## What you are asked to do
Read the lines below. Copy out any that hold the string "siècle".

--------------------------------

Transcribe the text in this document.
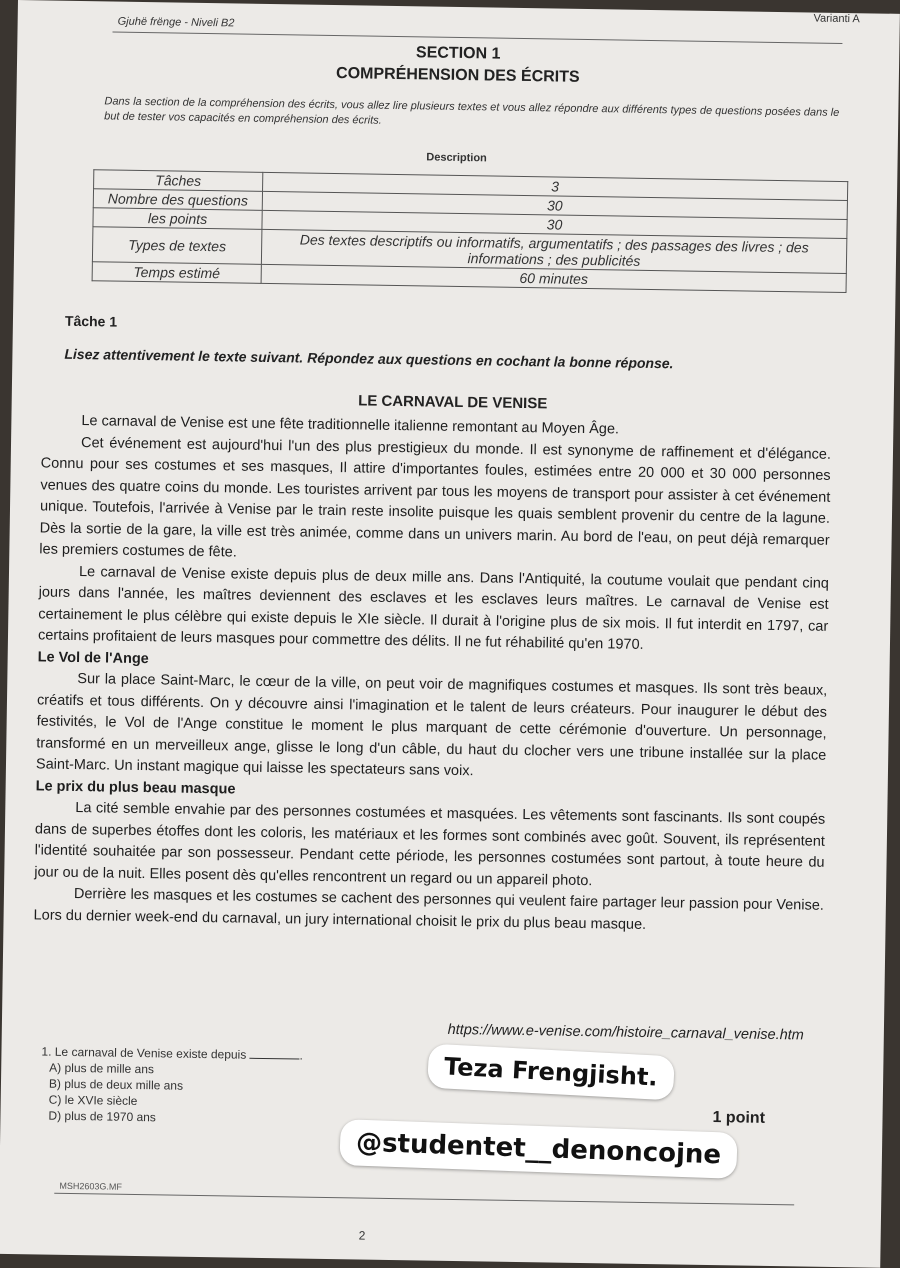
Gjuhë frënge - Niveli B2	Varianti A
SECTION 1
COMPRÉHENSION DES ÉCRITS
Dans la section de la compréhension des écrits, vous allez lire plusieurs textes et vous allez répondre aux différents types de questions posées dans le but de tester vos capacités en compréhension des écrits.
Description
Tâches	3
Nombre des questions	30
les points	30
Types de textes	Des textes descriptifs ou informatifs, argumentatifs ; des passages des livres ; des informations ; des publicités
Temps estimé	60 minutes
Tâche 1
Lisez attentivement le texte suivant. Répondez aux questions en cochant la bonne réponse.
LE CARNAVAL DE VENISE

Le carnaval de Venise est une fête traditionnelle italienne remontant au Moyen Âge.

Cet événement est aujourd'hui l'un des plus prestigieux du monde. Il est synonyme de raffinement et d'élégance. Connu pour ses costumes et ses masques, Il attire d'importantes foules, estimées entre 20 000 et 30 000 personnes venues des quatre coins du monde. Les touristes arrivent par tous les moyens de transport pour assister à cet événement unique. Toutefois, l'arrivée à Venise par le train reste insolite puisque les quais semblent provenir du centre de la lagune. Dès la sortie de la gare, la ville est très animée, comme dans un univers marin. Au bord de l'eau, on peut déjà remarquer les premiers costumes de fête.

Le carnaval de Venise existe depuis plus de deux mille ans. Dans l'Antiquité, la coutume voulait que pendant cinq jours dans l'année, les maîtres deviennent des esclaves et les esclaves leurs maîtres. Le carnaval de Venise est certainement le plus célèbre qui existe depuis le XIe siècle. Il durait à l'origine plus de six mois. Il fut interdit en 1797, car certains profitaient de leurs masques pour commettre des délits. Il ne fut réhabilité qu'en 1970.

Le Vol de l'Ange

Sur la place Saint-Marc, le cœur de la ville, on peut voir de magnifiques costumes et masques. Ils sont très beaux, créatifs et tous différents. On y découvre ainsi l'imagination et le talent de leurs créateurs. Pour inaugurer le début des festivités, le Vol de l'Ange constitue le moment le plus marquant de cette cérémonie d'ouverture. Un personnage, transformé en un merveilleux ange, glisse le long d'un câble, du haut du clocher vers une tribune installée sur la place Saint-Marc. Un instant magique qui laisse les spectateurs sans voix.

Le prix du plus beau masque

La cité semble envahie par des personnes costumées et masquées. Les vêtements sont fascinants. Ils sont coupés dans de superbes étoffes dont les coloris, les matériaux et les formes sont combinés avec goût. Souvent, ils représentent l'identité souhaitée par son possesseur. Pendant cette période, les personnes costumées sont partout, à toute heure du jour ou de la nuit. Elles posent dès qu'elles rencontrent un regard ou un appareil photo.

Derrière les masques et les costumes se cachent des personnes qui veulent faire partager leur passion pour Venise. Lors du dernier week-end du carnaval, un jury international choisit le prix du plus beau masque.

https://www.e-venise.com/histoire_carnaval_venise.htm
1. Le carnaval de Venise existe depuis	.
A) plus de mille ans
B) plus de deux mille ans
C) le XVIe siècle
D) plus de 1970 ans	1 point
MSH2603G.MF
2
Teza Frengjisht.
@studentet__denoncojne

--------------------------------

## Written answer
Le carnaval de Venise existe depuis plus de deux mille ans. Dans l'Antiquité, la coutume voulait que pendant cinq jours dans l'année, les maîtres deviennent des esclaves et les esclaves leurs maîtres. Le carnaval de Venise est certainement le plus célèbre qui existe depuis le XIe siècle. Il durait à l'origine plus de six mois. Il fut interdit en 1797, car certains profitaient de leurs masques pour commettre des délits. Il ne fut réhabilité qu'en 1970.
C) le XVIe siècle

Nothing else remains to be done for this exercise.